▶ Task prompt: Sort through the entries below and pull out lines containing the word "this".
(Supplied data begins)
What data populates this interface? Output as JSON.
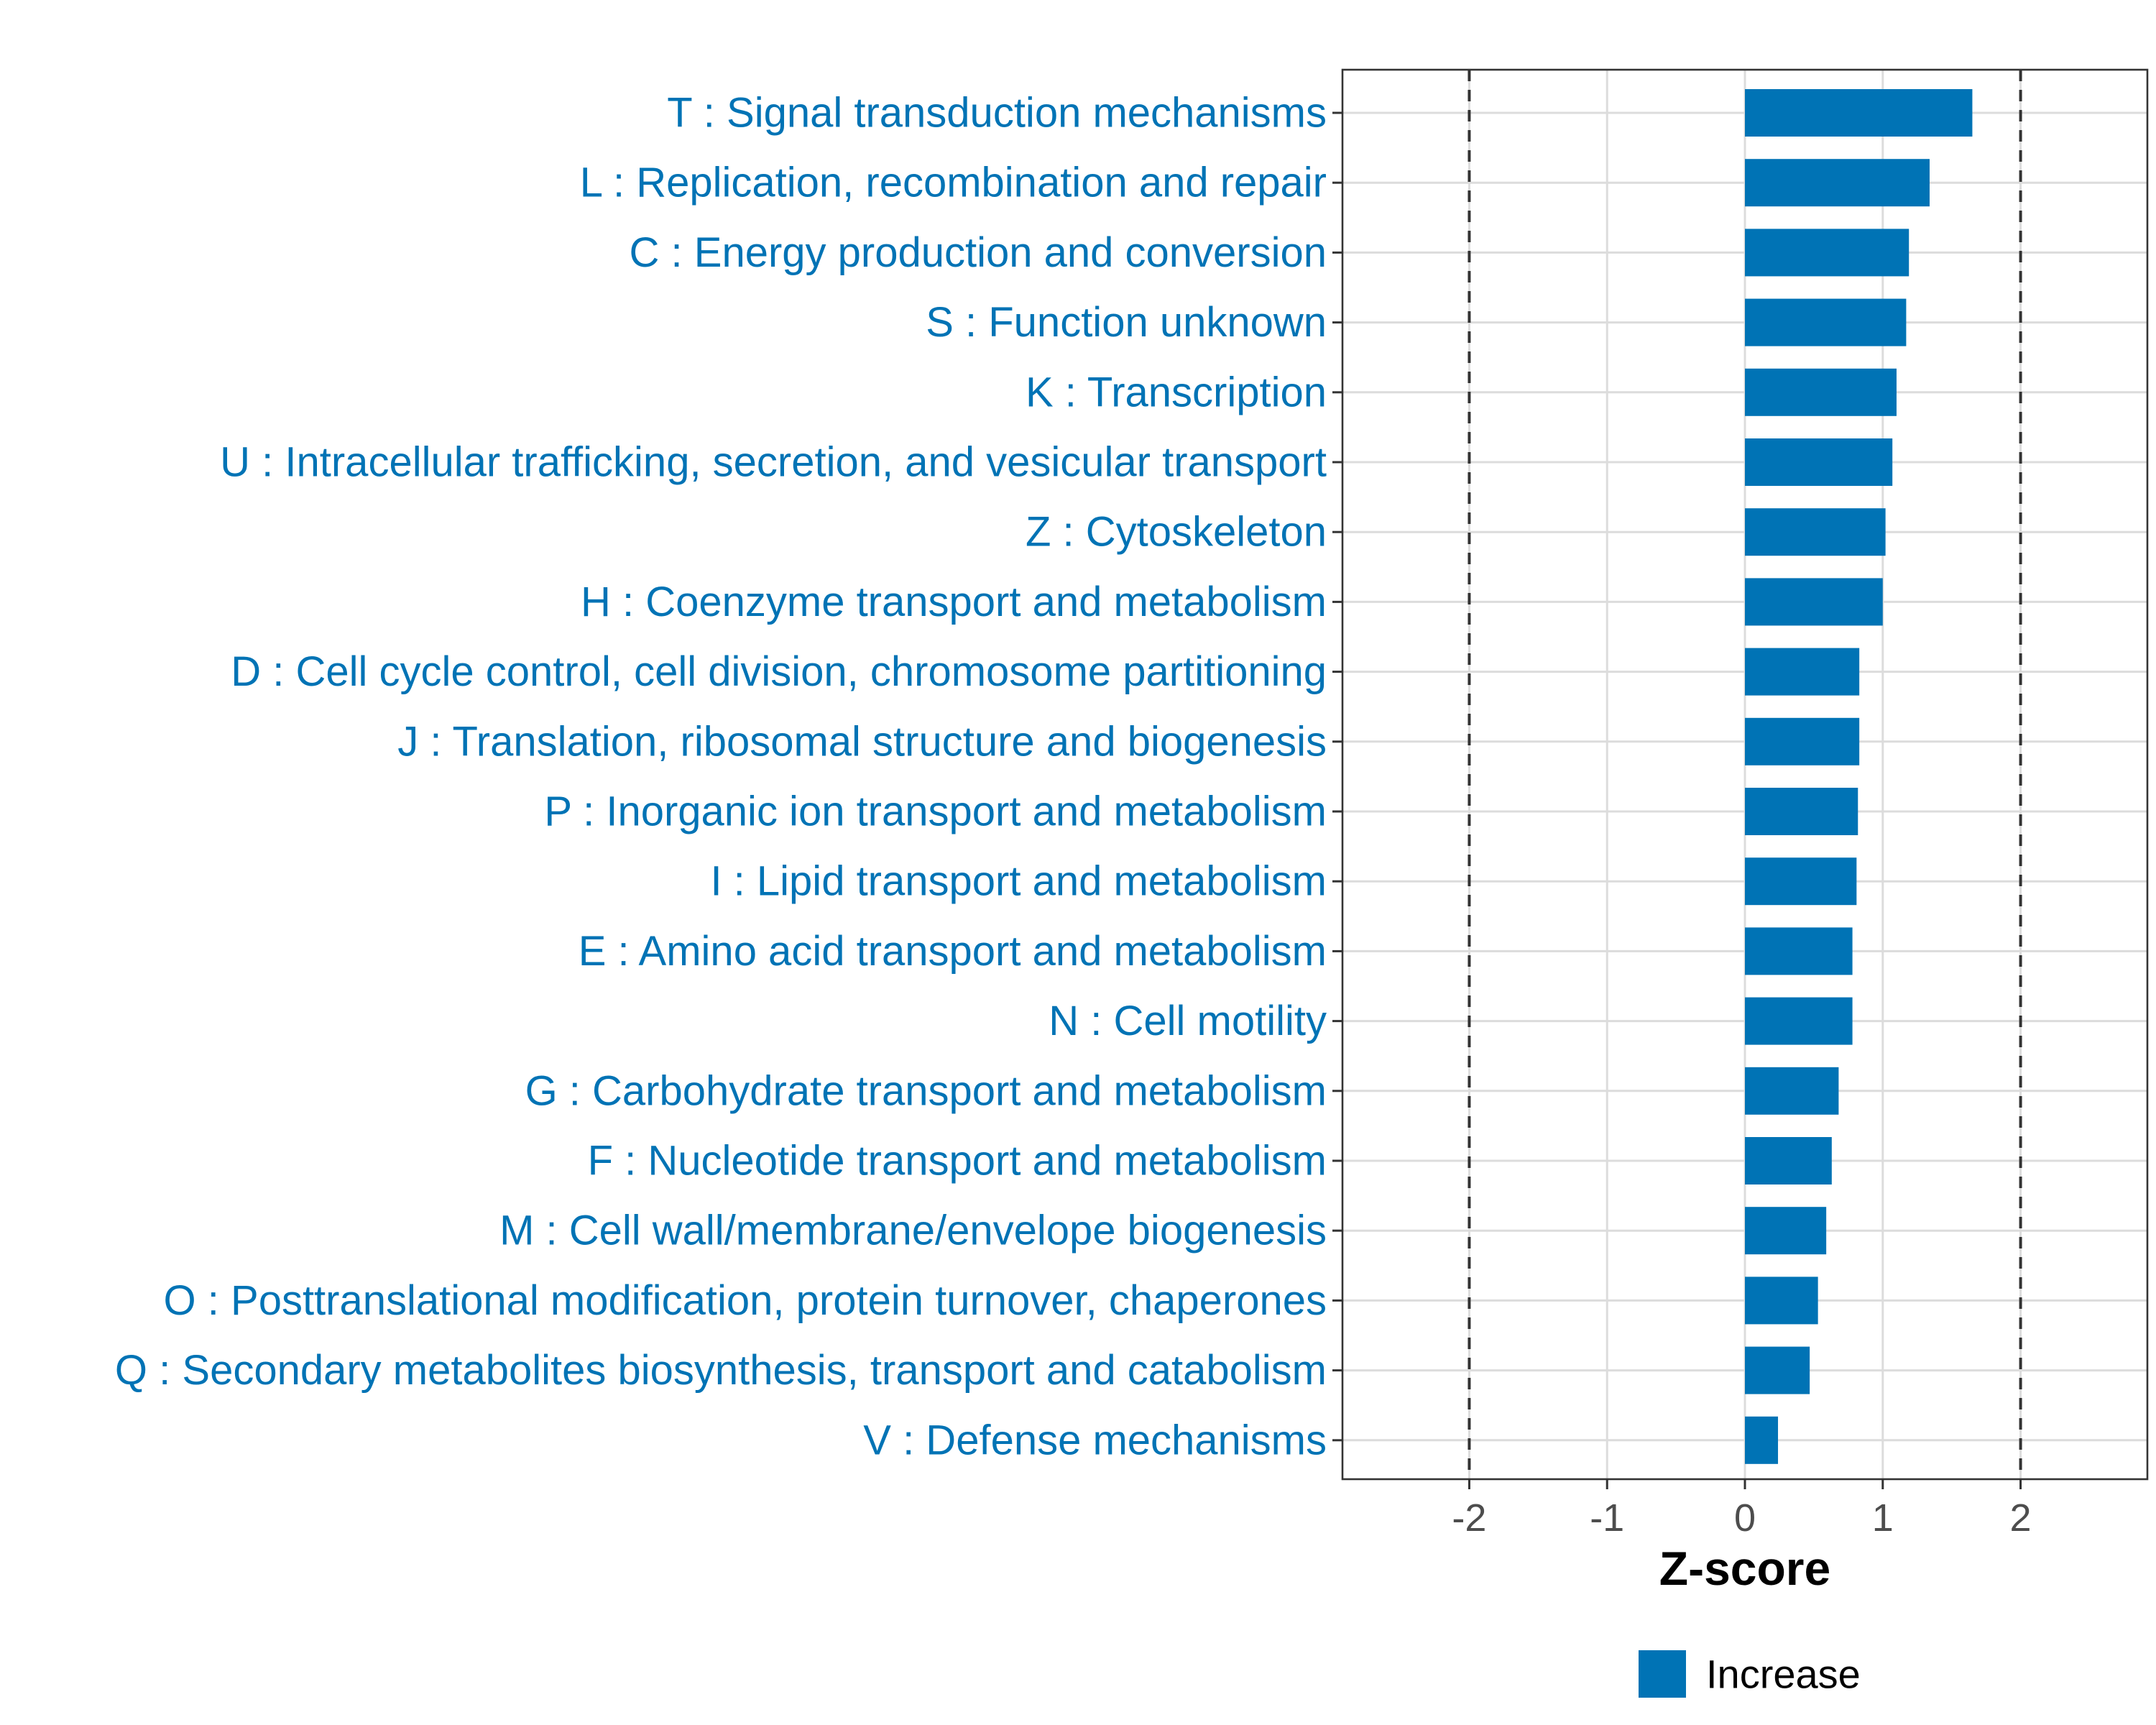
{
  "chart_data": {
    "type": "bar",
    "orientation": "horizontal",
    "title": "",
    "xlabel": "Z-score",
    "ylabel": "",
    "xlim": [
      -2.92,
      2.92
    ],
    "xticks": [
      -2,
      -1,
      0,
      1,
      2
    ],
    "xtick_labels": [
      "-2",
      "-1",
      "0",
      "1",
      "2"
    ],
    "reference_lines": [
      -2,
      2
    ],
    "grid": true,
    "legend_position": "bottom",
    "series": [
      {
        "name": "Increase",
        "color": "#0073b5",
        "values": [
          1.65,
          1.34,
          1.19,
          1.17,
          1.1,
          1.07,
          1.02,
          1.0,
          0.83,
          0.83,
          0.82,
          0.81,
          0.78,
          0.78,
          0.68,
          0.63,
          0.59,
          0.53,
          0.47,
          0.24
        ]
      }
    ],
    "categories": [
      "T : Signal transduction mechanisms",
      "L : Replication, recombination and repair",
      "C : Energy production and conversion",
      "S : Function unknown",
      "K : Transcription",
      "U : Intracellular trafficking, secretion, and vesicular transport",
      "Z : Cytoskeleton",
      "H : Coenzyme transport and metabolism",
      "D : Cell cycle control, cell division, chromosome partitioning",
      "J : Translation, ribosomal structure and biogenesis",
      "P : Inorganic ion transport and metabolism",
      "I : Lipid transport and metabolism",
      "E : Amino acid transport and metabolism",
      "N : Cell motility",
      "G : Carbohydrate transport and metabolism",
      "F : Nucleotide transport and metabolism",
      "M : Cell wall/membrane/envelope biogenesis",
      "O : Posttranslational modification, protein turnover, chaperones",
      "Q : Secondary metabolites biosynthesis, transport and catabolism",
      "V : Defense mechanisms"
    ],
    "label_color": "#0073b5"
  }
}
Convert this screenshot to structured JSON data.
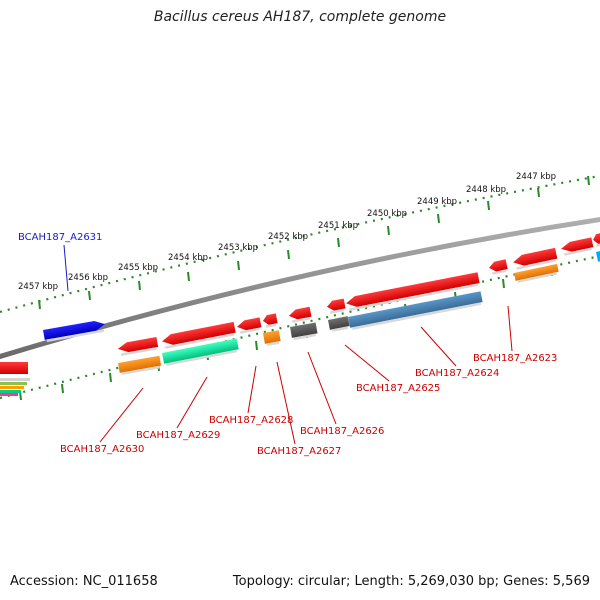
{
  "title": "Bacillus cereus AH187, complete genome",
  "footer": {
    "accession": "Accession: NC_011658",
    "stats": "Topology: circular; Length: 5,269,030 bp; Genes: 5,569"
  },
  "scale_labels": [
    "2457 kbp",
    "2456 kbp",
    "2455 kbp",
    "2454 kbp",
    "2453 kbp",
    "2452 kbp",
    "2451 kbp",
    "2450 kbp",
    "2449 kbp",
    "2448 kbp",
    "2447 kbp"
  ],
  "gene_labels": [
    {
      "name": "BCAH187_A2631",
      "color": "#1a1acc"
    },
    {
      "name": "BCAH187_A2630",
      "color": "#cc0000"
    },
    {
      "name": "BCAH187_A2629",
      "color": "#cc0000"
    },
    {
      "name": "BCAH187_A2628",
      "color": "#cc0000"
    },
    {
      "name": "BCAH187_A2627",
      "color": "#cc0000"
    },
    {
      "name": "BCAH187_A2626",
      "color": "#cc0000"
    },
    {
      "name": "BCAH187_A2625",
      "color": "#cc0000"
    },
    {
      "name": "BCAH187_A2624",
      "color": "#cc0000"
    },
    {
      "name": "BCAH187_A2623",
      "color": "#cc0000"
    }
  ],
  "colors": {
    "backbone": "#7f7f7f",
    "tick": "#2a8a2a",
    "gene_red": "#ee0000",
    "gene_blue": "#0000ee",
    "gene_orange": "#ff8c00",
    "gene_green": "#00e69a",
    "gene_steelblue": "#4682b4",
    "gene_gray": "#5a5a5a",
    "label_red": "#cc0000",
    "label_blue": "#1a1acc"
  }
}
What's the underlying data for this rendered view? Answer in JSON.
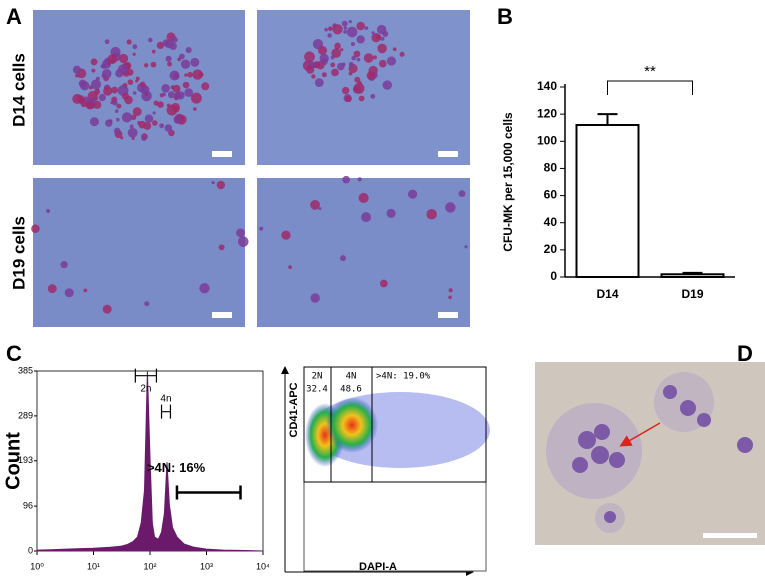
{
  "panel_labels": [
    "A",
    "B",
    "C",
    "D"
  ],
  "micrographs": {
    "row_labels": [
      "D14 cells",
      "D19 cells"
    ]
  },
  "chart_data": [
    {
      "type": "bar",
      "ylabel": "CFU-MK per 15,000 cells",
      "categories": [
        "D14",
        "D19"
      ],
      "values": [
        112,
        2
      ],
      "errors": [
        8,
        1
      ],
      "color": "#ffffff",
      "ylim": [
        0,
        140
      ],
      "yticks": [
        0,
        20,
        40,
        60,
        80,
        100,
        120,
        140
      ],
      "significance": "**"
    },
    {
      "type": "histogram",
      "ylabel": "Count",
      "xscale": "log",
      "color": "#6b1a6b",
      "x": [
        1,
        2,
        5,
        10,
        20,
        30,
        40,
        50,
        60,
        70,
        80,
        90,
        100,
        110,
        120,
        140,
        160,
        180,
        200,
        220,
        250,
        300,
        400,
        600,
        1000,
        2000,
        5000,
        10000
      ],
      "values": [
        2,
        3,
        5,
        6,
        8,
        10,
        14,
        20,
        30,
        60,
        130,
        385,
        200,
        60,
        30,
        25,
        40,
        80,
        190,
        100,
        50,
        30,
        15,
        8,
        4,
        2,
        1,
        0
      ],
      "xlim": [
        1,
        10000
      ],
      "xticks": [
        {
          "value": 1,
          "label": "10⁰"
        },
        {
          "value": 10,
          "label": "10¹"
        },
        {
          "value": 100,
          "label": "10²"
        },
        {
          "value": 1000,
          "label": "10³"
        },
        {
          "value": 10000,
          "label": "10⁴"
        }
      ],
      "ylim": [
        0,
        385
      ],
      "yticks": [
        0,
        96,
        193,
        289,
        385
      ],
      "gates": [
        {
          "label": "2n",
          "range": [
            55,
            130
          ],
          "level": 375
        },
        {
          "label": "4n",
          "range": [
            160,
            230
          ],
          "level": 298
        },
        {
          "label": ">4N: 16%",
          "range": [
            300,
            4000
          ],
          "level": 125
        }
      ]
    },
    {
      "type": "flow-gates",
      "xlabel": "DAPI-A",
      "ylabel": "CD41-APC",
      "gates": [
        {
          "label": "2N",
          "value": 32.4
        },
        {
          "label": "4N",
          "value": 48.6
        },
        {
          "label": ">4N: 19.0%"
        }
      ]
    }
  ]
}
(Supplied data ends)
▶ Exercise solution:
What data populates this interface? Output as JSON.
Convert this screenshot to structured JSON data.
What's the underlying data for this rendered view? Answer in JSON.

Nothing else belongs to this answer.